(Task statement): Can you give the lines below again, substituting "air layer" for "air cushion" and leaving everything else unchanged?

(Raw records):
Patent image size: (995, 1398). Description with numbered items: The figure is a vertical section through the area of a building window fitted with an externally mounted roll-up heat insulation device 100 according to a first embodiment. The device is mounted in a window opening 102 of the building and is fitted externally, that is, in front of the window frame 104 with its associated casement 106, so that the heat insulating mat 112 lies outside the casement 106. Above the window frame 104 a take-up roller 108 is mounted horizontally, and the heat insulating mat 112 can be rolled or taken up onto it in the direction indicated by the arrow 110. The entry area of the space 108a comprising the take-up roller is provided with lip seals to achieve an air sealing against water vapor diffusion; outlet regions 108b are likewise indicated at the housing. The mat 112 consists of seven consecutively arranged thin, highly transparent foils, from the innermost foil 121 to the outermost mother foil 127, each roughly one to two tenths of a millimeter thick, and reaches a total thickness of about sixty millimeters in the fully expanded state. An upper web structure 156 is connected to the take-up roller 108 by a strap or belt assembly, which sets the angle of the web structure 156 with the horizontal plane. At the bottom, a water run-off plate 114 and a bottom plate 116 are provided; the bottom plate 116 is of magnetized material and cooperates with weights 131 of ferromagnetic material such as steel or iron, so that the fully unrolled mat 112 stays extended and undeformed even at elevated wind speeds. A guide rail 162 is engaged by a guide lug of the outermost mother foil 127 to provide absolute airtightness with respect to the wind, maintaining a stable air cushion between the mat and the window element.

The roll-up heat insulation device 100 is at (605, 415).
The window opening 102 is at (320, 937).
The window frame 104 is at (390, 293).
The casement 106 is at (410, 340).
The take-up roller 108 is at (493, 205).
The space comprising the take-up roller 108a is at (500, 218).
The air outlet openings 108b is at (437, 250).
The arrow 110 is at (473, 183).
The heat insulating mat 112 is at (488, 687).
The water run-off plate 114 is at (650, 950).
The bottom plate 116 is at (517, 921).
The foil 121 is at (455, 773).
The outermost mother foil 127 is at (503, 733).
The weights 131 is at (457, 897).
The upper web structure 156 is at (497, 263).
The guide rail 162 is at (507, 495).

(In response):
Patent image size: (995, 1398). Description with numbered items: The figure is a vertical section through the area of a building window fitted with an externally mounted roll-up heat insulation device 100 according to a first embodiment. The device is mounted in a window opening 102 of the building and is fitted externally, that is, in front of the window frame 104 with its associated casement 106, so that the heat insulating mat 112 lies outside the casement 106. Above the window frame 104 a take-up roller 108 is mounted horizontally, and the heat insulating mat 112 can be rolled or taken up onto it in the direction indicated by the arrow 110. The entry area of the space 108a comprising the take-up roller is provided with lip seals to achieve an air sealing against water vapor diffusion; outlet regions 108b are likewise indicated at the housing. The mat 112 consists of seven consecutively arranged thin, highly transparent foils, from the innermost foil 121 to the outermost mother foil 127, each roughly one to two tenths of a millimeter thick, and reaches a total thickness of about sixty millimeters in the fully expanded state. An upper web structure 156 is connected to the take-up roller 108 by a strap or belt assembly, which sets the angle of the web structure 156 with the horizontal plane. At the bottom, a water run-off plate 114 and a bottom plate 116 are provided; the bottom plate 116 is of magnetized material and cooperates with weights 131 of ferromagnetic material such as steel or iron, so that the fully unrolled mat 112 stays extended and undeformed even at elevated wind speeds. A guide rail 162 is engaged by a guide lug of the outermost mother foil 127 to provide absolute airtightness with respect to the wind, maintaining a stable air layer between the mat and the window element.

The roll-up heat insulation device 100 is at (605, 415).
The window opening 102 is at (320, 937).
The window frame 104 is at (390, 293).
The casement 106 is at (410, 340).
The take-up roller 108 is at (493, 205).
The space comprising the take-up roller 108a is at (500, 218).
The air outlet openings 108b is at (437, 250).
The arrow 110 is at (473, 183).
The heat insulating mat 112 is at (488, 687).
The water run-off plate 114 is at (650, 950).
The bottom plate 116 is at (517, 921).
The foil 121 is at (455, 773).
The outermost mother foil 127 is at (503, 733).
The weights 131 is at (457, 897).
The upper web structure 156 is at (497, 263).
The guide rail 162 is at (507, 495).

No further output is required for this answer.